[Start]

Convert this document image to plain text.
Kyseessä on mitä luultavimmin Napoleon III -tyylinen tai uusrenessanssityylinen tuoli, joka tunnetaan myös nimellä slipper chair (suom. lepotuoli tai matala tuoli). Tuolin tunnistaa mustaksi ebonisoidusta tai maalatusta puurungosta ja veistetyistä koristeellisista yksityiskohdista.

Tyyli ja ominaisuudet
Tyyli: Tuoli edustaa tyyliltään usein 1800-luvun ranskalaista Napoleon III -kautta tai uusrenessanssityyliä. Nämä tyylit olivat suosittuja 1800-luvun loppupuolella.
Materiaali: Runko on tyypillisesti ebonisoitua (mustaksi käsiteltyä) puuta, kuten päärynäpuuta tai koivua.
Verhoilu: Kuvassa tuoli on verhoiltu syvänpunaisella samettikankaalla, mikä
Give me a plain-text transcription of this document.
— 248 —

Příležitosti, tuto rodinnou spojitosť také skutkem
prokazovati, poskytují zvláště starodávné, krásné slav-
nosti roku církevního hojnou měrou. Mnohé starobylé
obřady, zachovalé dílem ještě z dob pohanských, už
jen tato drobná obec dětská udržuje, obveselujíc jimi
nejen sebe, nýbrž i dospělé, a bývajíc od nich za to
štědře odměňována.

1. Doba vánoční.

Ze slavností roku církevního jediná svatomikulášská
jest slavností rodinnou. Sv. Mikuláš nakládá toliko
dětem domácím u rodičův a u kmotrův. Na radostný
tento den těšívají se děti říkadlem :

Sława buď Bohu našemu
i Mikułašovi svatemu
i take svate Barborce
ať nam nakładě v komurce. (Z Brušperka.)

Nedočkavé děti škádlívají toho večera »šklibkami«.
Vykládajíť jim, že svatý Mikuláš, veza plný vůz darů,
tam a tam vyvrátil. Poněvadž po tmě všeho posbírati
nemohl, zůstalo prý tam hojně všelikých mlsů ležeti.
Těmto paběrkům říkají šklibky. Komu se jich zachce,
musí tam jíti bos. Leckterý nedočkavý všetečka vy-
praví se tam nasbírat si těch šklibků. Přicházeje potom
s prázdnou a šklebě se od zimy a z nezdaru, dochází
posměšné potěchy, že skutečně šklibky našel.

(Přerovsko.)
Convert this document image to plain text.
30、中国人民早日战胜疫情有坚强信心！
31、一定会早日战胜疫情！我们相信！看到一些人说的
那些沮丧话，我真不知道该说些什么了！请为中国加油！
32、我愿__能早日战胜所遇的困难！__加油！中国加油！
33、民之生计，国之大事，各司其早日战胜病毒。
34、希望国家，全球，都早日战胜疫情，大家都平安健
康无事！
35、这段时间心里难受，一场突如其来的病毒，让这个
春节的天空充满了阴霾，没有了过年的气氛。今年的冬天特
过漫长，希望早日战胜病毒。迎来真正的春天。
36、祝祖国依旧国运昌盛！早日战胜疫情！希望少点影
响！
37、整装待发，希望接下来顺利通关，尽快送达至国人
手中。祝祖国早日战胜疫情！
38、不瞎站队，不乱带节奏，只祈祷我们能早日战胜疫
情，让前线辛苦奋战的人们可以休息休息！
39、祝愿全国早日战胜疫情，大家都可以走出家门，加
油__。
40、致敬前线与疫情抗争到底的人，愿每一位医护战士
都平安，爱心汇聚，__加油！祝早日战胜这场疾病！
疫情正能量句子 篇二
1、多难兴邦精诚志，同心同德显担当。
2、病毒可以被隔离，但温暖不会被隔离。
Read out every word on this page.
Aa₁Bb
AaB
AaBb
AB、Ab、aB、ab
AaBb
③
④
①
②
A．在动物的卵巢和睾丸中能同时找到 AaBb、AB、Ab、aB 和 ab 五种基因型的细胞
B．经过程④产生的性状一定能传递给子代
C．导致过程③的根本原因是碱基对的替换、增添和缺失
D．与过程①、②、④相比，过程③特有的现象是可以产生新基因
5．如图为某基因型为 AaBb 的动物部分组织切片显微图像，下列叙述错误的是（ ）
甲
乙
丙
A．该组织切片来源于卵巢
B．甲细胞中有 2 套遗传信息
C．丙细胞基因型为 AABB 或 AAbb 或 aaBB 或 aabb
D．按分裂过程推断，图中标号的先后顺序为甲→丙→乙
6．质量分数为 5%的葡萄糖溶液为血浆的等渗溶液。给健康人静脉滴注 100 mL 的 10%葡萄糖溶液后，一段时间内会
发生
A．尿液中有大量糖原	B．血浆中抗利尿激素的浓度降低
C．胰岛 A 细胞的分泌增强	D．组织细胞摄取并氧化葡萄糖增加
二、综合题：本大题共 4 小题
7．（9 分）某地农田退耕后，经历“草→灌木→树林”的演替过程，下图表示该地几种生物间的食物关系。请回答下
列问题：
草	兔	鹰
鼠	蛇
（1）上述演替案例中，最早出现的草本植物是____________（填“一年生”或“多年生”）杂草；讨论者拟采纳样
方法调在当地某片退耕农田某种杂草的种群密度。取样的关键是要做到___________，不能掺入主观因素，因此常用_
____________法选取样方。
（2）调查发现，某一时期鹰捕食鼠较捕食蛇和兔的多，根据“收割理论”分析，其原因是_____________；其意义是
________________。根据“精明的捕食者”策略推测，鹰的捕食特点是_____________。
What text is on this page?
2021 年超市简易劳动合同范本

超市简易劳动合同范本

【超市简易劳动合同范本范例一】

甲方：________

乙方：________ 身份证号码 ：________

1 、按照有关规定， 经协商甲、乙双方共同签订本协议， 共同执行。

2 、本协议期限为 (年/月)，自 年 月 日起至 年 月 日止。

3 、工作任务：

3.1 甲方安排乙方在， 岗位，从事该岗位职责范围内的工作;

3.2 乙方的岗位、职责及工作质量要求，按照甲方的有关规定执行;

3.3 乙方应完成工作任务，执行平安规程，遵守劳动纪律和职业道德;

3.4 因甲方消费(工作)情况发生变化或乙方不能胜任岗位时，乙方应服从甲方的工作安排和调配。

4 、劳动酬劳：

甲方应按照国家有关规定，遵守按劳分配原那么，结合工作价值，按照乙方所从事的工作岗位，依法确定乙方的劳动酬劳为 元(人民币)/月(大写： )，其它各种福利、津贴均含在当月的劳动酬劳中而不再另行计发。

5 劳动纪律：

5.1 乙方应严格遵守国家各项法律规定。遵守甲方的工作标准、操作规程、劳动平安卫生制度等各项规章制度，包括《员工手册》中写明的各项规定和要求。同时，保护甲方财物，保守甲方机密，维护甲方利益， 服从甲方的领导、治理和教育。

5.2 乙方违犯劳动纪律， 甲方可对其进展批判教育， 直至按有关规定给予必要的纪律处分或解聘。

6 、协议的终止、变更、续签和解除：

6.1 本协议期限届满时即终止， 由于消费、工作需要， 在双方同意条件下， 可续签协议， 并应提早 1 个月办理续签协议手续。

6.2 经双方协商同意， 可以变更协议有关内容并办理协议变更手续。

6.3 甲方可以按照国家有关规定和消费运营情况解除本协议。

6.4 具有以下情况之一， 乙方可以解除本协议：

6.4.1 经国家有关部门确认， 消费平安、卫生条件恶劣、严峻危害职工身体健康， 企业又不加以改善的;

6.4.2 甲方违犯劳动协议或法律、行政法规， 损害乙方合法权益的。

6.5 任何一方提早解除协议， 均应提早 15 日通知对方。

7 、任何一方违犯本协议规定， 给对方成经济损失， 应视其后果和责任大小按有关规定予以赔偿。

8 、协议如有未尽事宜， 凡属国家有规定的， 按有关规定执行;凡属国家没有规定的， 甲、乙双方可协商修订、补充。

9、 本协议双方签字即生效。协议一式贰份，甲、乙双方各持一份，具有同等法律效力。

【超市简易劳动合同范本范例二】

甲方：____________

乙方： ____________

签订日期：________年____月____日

[End]

* **TASK DETAILS**: Return all of the entries exactly as written.

* **ANSWER FOR THIS EXERCISE**:
Convert this document image to plain text.
Kyseessä on mitä luultavimmin Napoleon III -tyylinen tai uusrenessanssityylinen tuoli, joka tunnetaan myös nimellä slipper chair (suom. lepotuoli tai matala tuoli). Tuolin tunnistaa mustaksi ebonisoidusta tai maalatusta puurungosta ja veistetyistä koristeellisista yksityiskohdista.

Tyyli ja ominaisuudet
Tyyli: Tuoli edustaa tyyliltään usein 1800-luvun ranskalaista Napoleon III -kautta tai uusrenessanssityyliä. Nämä tyylit olivat suosittuja 1800-luvun loppupuolella.
Materiaali: Runko on tyypillisesti ebonisoitua (mustaksi käsiteltyä) puuta, kuten päärynäpuuta tai koivua.
Verhoilu: Kuvassa tuoli on verhoiltu syvänpunaisella samettikankaalla, mikä
Give me a plain-text transcription of this document.
— 248 —

Příležitosti, tuto rodinnou spojitosť také skutkem
prokazovati, poskytují zvláště starodávné, krásné slav-
nosti roku církevního hojnou měrou. Mnohé starobylé
obřady, zachovalé dílem ještě z dob pohanských, už
jen tato drobná obec dětská udržuje, obveselujíc jimi
nejen sebe, nýbrž i dospělé, a bývajíc od nich za to
štědře odměňována.

1. Doba vánoční.

Ze slavností roku církevního jediná svatomikulášská
jest slavností rodinnou. Sv. Mikuláš nakládá toliko
dětem domácím u rodičův a u kmotrův. Na radostný
tento den těšívají se děti říkadlem :

Sława buď Bohu našemu
i Mikułašovi svatemu
i take svate Barborce
ať nam nakładě v komurce. (Z Brušperka.)

Nedočkavé děti škádlívají toho večera »šklibkami«.
Vykládajíť jim, že svatý Mikuláš, veza plný vůz darů,
tam a tam vyvrátil. Poněvadž po tmě všeho posbírati
nemohl, zůstalo prý tam hojně všelikých mlsů ležeti.
Těmto paběrkům říkají šklibky. Komu se jich zachce,
musí tam jíti bos. Leckterý nedočkavý všetečka vy-
praví se tam nasbírat si těch šklibků. Přicházeje potom
s prázdnou a šklebě se od zimy a z nezdaru, dochází
posměšné potěchy, že skutečně šklibky našel.

(Přerovsko.)
Convert this document image to plain text.
30、中国人民早日战胜疫情有坚强信心！
31、一定会早日战胜疫情！我们相信！看到一些人说的
那些沮丧话，我真不知道该说些什么了！请为中国加油！
32、我愿__能早日战胜所遇的困难！__加油！中国加油！
33、民之生计，国之大事，各司其早日战胜病毒。
34、希望国家，全球，都早日战胜疫情，大家都平安健
康无事！
35、这段时间心里难受，一场突如其来的病毒，让这个
春节的天空充满了阴霾，没有了过年的气氛。今年的冬天特
过漫长，希望早日战胜病毒。迎来真正的春天。
36、祝祖国依旧国运昌盛！早日战胜疫情！希望少点影
响！
37、整装待发，希望接下来顺利通关，尽快送达至国人
手中。祝祖国早日战胜疫情！
38、不瞎站队，不乱带节奏，只祈祷我们能早日战胜疫
情，让前线辛苦奋战的人们可以休息休息！
39、祝愿全国早日战胜疫情，大家都可以走出家门，加
油__。
40、致敬前线与疫情抗争到底的人，愿每一位医护战士
都平安，爱心汇聚，__加油！祝早日战胜这场疾病！
疫情正能量句子 篇二
1、多难兴邦精诚志，同心同德显担当。
2、病毒可以被隔离，但温暖不会被隔离。
Read out every word on this page.
Aa₁Bb
AaB
AaBb
AB、Ab、aB、ab
AaBb
③
④
①
②
A．在动物的卵巢和睾丸中能同时找到 AaBb、AB、Ab、aB 和 ab 五种基因型的细胞
B．经过程④产生的性状一定能传递给子代
C．导致过程③的根本原因是碱基对的替换、增添和缺失
D．与过程①、②、④相比，过程③特有的现象是可以产生新基因
5．如图为某基因型为 AaBb 的动物部分组织切片显微图像，下列叙述错误的是（ ）
甲
乙
丙
A．该组织切片来源于卵巢
B．甲细胞中有 2 套遗传信息
C．丙细胞基因型为 AABB 或 AAbb 或 aaBB 或 aabb
D．按分裂过程推断，图中标号的先后顺序为甲→丙→乙
6．质量分数为 5%的葡萄糖溶液为血浆的等渗溶液。给健康人静脉滴注 100 mL 的 10%葡萄糖溶液后，一段时间内会
发生
A．尿液中有大量糖原	B．血浆中抗利尿激素的浓度降低
C．胰岛 A 细胞的分泌增强	D．组织细胞摄取并氧化葡萄糖增加
二、综合题：本大题共 4 小题
7．（9 分）某地农田退耕后，经历“草→灌木→树林”的演替过程，下图表示该地几种生物间的食物关系。请回答下
列问题：
草	兔	鹰
鼠	蛇
（1）上述演替案例中，最早出现的草本植物是____________（填“一年生”或“多年生”）杂草；讨论者拟采纳样
方法调在当地某片退耕农田某种杂草的种群密度。取样的关键是要做到___________，不能掺入主观因素，因此常用_
____________法选取样方。
（2）调查发现，某一时期鹰捕食鼠较捕食蛇和兔的多，根据“收割理论”分析，其原因是_____________；其意义是
________________。根据“精明的捕食者”策略推测，鹰的捕食特点是_____________。
What text is on this page?
2021 年超市简易劳动合同范本

超市简易劳动合同范本

【超市简易劳动合同范本范例一】

甲方：________

乙方：________ 身份证号码 ：________

1 、按照有关规定， 经协商甲、乙双方共同签订本协议， 共同执行。

2 、本协议期限为 (年/月)，自 年 月 日起至 年 月 日止。

3 、工作任务：

3.1 甲方安排乙方在， 岗位，从事该岗位职责范围内的工作;

3.2 乙方的岗位、职责及工作质量要求，按照甲方的有关规定执行;

3.3 乙方应完成工作任务，执行平安规程，遵守劳动纪律和职业道德;

3.4 因甲方消费(工作)情况发生变化或乙方不能胜任岗位时，乙方应服从甲方的工作安排和调配。

4 、劳动酬劳：

甲方应按照国家有关规定，遵守按劳分配原那么，结合工作价值，按照乙方所从事的工作岗位，依法确定乙方的劳动酬劳为 元(人民币)/月(大写： )，其它各种福利、津贴均含在当月的劳动酬劳中而不再另行计发。

5 劳动纪律：

5.1 乙方应严格遵守国家各项法律规定。遵守甲方的工作标准、操作规程、劳动平安卫生制度等各项规章制度，包括《员工手册》中写明的各项规定和要求。同时，保护甲方财物，保守甲方机密，维护甲方利益， 服从甲方的领导、治理和教育。

5.2 乙方违犯劳动纪律， 甲方可对其进展批判教育， 直至按有关规定给予必要的纪律处分或解聘。

6 、协议的终止、变更、续签和解除：

6.1 本协议期限届满时即终止， 由于消费、工作需要， 在双方同意条件下， 可续签协议， 并应提早 1 个月办理续签协议手续。

6.2 经双方协商同意， 可以变更协议有关内容并办理协议变更手续。

6.3 甲方可以按照国家有关规定和消费运营情况解除本协议。

6.4 具有以下情况之一， 乙方可以解除本协议：

6.4.1 经国家有关部门确认， 消费平安、卫生条件恶劣、严峻危害职工身体健康， 企业又不加以改善的;

6.4.2 甲方违犯劳动协议或法律、行政法规， 损害乙方合法权益的。

6.5 任何一方提早解除协议， 均应提早 15 日通知对方。

7 、任何一方违犯本协议规定， 给对方成经济损失， 应视其后果和责任大小按有关规定予以赔偿。

8 、协议如有未尽事宜， 凡属国家有规定的， 按有关规定执行;凡属国家没有规定的， 甲、乙双方可协商修订、补充。

9、 本协议双方签字即生效。协议一式贰份，甲、乙双方各持一份，具有同等法律效力。

【超市简易劳动合同范本范例二】

甲方：____________

乙方： ____________

签订日期：________年____月____日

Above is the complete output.